>> Start DATA SUPPLIED

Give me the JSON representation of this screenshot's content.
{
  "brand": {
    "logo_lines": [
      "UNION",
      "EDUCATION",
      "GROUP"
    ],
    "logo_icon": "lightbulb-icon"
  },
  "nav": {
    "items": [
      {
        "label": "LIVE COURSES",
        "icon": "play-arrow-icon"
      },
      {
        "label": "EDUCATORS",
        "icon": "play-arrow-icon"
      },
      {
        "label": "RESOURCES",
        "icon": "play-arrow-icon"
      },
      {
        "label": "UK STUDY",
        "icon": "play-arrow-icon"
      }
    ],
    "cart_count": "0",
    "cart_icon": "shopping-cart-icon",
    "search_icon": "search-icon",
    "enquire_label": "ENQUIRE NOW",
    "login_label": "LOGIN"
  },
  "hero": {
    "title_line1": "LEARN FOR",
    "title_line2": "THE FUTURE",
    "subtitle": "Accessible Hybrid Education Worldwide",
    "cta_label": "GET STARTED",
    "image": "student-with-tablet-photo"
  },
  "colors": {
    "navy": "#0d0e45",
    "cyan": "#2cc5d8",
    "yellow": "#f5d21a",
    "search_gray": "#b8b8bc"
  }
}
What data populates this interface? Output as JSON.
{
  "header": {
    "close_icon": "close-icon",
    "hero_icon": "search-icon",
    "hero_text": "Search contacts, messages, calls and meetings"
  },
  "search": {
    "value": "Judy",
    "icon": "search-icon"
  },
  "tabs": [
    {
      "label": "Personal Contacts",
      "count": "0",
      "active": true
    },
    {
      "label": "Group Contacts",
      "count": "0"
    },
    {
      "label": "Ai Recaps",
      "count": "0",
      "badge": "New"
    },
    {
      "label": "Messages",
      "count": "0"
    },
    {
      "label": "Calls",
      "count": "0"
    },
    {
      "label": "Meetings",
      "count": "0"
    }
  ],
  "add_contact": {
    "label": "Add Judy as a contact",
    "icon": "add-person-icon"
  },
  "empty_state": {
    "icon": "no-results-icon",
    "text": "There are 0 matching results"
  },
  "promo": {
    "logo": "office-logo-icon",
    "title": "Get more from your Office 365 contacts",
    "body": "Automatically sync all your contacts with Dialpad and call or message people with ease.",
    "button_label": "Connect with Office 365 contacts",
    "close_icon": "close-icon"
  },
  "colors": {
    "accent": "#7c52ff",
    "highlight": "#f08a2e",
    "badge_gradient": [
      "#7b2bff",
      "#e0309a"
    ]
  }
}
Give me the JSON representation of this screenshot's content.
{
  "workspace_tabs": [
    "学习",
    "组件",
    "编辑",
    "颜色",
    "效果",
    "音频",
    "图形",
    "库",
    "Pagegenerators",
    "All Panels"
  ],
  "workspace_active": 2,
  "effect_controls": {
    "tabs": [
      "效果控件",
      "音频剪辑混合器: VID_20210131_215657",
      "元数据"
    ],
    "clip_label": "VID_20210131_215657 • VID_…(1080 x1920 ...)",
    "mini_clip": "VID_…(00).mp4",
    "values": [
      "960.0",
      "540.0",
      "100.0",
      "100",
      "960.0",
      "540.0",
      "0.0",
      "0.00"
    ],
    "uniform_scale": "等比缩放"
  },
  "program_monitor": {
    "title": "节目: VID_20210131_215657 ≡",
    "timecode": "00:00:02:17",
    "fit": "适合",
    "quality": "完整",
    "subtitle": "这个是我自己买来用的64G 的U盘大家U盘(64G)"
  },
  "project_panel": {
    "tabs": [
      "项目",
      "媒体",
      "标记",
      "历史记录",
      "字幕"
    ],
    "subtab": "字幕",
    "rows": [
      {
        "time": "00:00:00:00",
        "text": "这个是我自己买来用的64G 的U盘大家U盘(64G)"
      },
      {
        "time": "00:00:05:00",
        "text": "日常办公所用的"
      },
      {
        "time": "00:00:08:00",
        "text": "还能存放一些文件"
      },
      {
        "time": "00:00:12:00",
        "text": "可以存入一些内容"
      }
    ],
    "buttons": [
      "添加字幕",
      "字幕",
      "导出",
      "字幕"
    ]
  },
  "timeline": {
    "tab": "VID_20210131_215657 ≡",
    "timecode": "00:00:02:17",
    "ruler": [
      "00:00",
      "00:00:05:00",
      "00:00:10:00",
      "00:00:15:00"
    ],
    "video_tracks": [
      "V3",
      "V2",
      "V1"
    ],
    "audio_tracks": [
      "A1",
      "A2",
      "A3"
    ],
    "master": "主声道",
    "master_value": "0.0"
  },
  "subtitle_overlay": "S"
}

>> End DATA SUPPLIED

Write the data from above out again, exactly.

RESULT ::
Give me the JSON representation of this screenshot's content.
{
  "brand": {
    "logo_lines": [
      "UNION",
      "EDUCATION",
      "GROUP"
    ],
    "logo_icon": "lightbulb-icon"
  },
  "nav": {
    "items": [
      {
        "label": "LIVE COURSES",
        "icon": "play-arrow-icon"
      },
      {
        "label": "EDUCATORS",
        "icon": "play-arrow-icon"
      },
      {
        "label": "RESOURCES",
        "icon": "play-arrow-icon"
      },
      {
        "label": "UK STUDY",
        "icon": "play-arrow-icon"
      }
    ],
    "cart_count": "0",
    "cart_icon": "shopping-cart-icon",
    "search_icon": "search-icon",
    "enquire_label": "ENQUIRE NOW",
    "login_label": "LOGIN"
  },
  "hero": {
    "title_line1": "LEARN FOR",
    "title_line2": "THE FUTURE",
    "subtitle": "Accessible Hybrid Education Worldwide",
    "cta_label": "GET STARTED",
    "image": "student-with-tablet-photo"
  },
  "colors": {
    "navy": "#0d0e45",
    "cyan": "#2cc5d8",
    "yellow": "#f5d21a",
    "search_gray": "#b8b8bc"
  }
}
What data populates this interface? Output as JSON.
{
  "header": {
    "close_icon": "close-icon",
    "hero_icon": "search-icon",
    "hero_text": "Search contacts, messages, calls and meetings"
  },
  "search": {
    "value": "Judy",
    "icon": "search-icon"
  },
  "tabs": [
    {
      "label": "Personal Contacts",
      "count": "0",
      "active": true
    },
    {
      "label": "Group Contacts",
      "count": "0"
    },
    {
      "label": "Ai Recaps",
      "count": "0",
      "badge": "New"
    },
    {
      "label": "Messages",
      "count": "0"
    },
    {
      "label": "Calls",
      "count": "0"
    },
    {
      "label": "Meetings",
      "count": "0"
    }
  ],
  "add_contact": {
    "label": "Add Judy as a contact",
    "icon": "add-person-icon"
  },
  "empty_state": {
    "icon": "no-results-icon",
    "text": "There are 0 matching results"
  },
  "promo": {
    "logo": "office-logo-icon",
    "title": "Get more from your Office 365 contacts",
    "body": "Automatically sync all your contacts with Dialpad and call or message people with ease.",
    "button_label": "Connect with Office 365 contacts",
    "close_icon": "close-icon"
  },
  "colors": {
    "accent": "#7c52ff",
    "highlight": "#f08a2e",
    "badge_gradient": [
      "#7b2bff",
      "#e0309a"
    ]
  }
}
Give me the JSON representation of this screenshot's content.
{
  "workspace_tabs": [
    "学习",
    "组件",
    "编辑",
    "颜色",
    "效果",
    "音频",
    "图形",
    "库",
    "Pagegenerators",
    "All Panels"
  ],
  "workspace_active": 2,
  "effect_controls": {
    "tabs": [
      "效果控件",
      "音频剪辑混合器: VID_20210131_215657",
      "元数据"
    ],
    "clip_label": "VID_20210131_215657 • VID_…(1080 x1920 ...)",
    "mini_clip": "VID_…(00).mp4",
    "values": [
      "960.0",
      "540.0",
      "100.0",
      "100",
      "960.0",
      "540.0",
      "0.0",
      "0.00"
    ],
    "uniform_scale": "等比缩放"
  },
  "program_monitor": {
    "title": "节目: VID_20210131_215657 ≡",
    "timecode": "00:00:02:17",
    "fit": "适合",
    "quality": "完整",
    "subtitle": "这个是我自己买来用的64G 的U盘大家U盘(64G)"
  },
  "project_panel": {
    "tabs": [
      "项目",
      "媒体",
      "标记",
      "历史记录",
      "字幕"
    ],
    "subtab": "字幕",
    "rows": [
      {
        "time": "00:00:00:00",
        "text": "这个是我自己买来用的64G 的U盘大家U盘(64G)"
      },
      {
        "time": "00:00:05:00",
        "text": "日常办公所用的"
      },
      {
        "time": "00:00:08:00",
        "text": "还能存放一些文件"
      },
      {
        "time": "00:00:12:00",
        "text": "可以存入一些内容"
      }
    ],
    "buttons": [
      "添加字幕",
      "字幕",
      "导出",
      "字幕"
    ]
  },
  "timeline": {
    "tab": "VID_20210131_215657 ≡",
    "timecode": "00:00:02:17",
    "ruler": [
      "00:00",
      "00:00:05:00",
      "00:00:10:00",
      "00:00:15:00"
    ],
    "video_tracks": [
      "V3",
      "V2",
      "V1"
    ],
    "audio_tracks": [
      "A1",
      "A2",
      "A3"
    ],
    "master": "主声道",
    "master_value": "0.0"
  },
  "subtitle_overlay": "S"
}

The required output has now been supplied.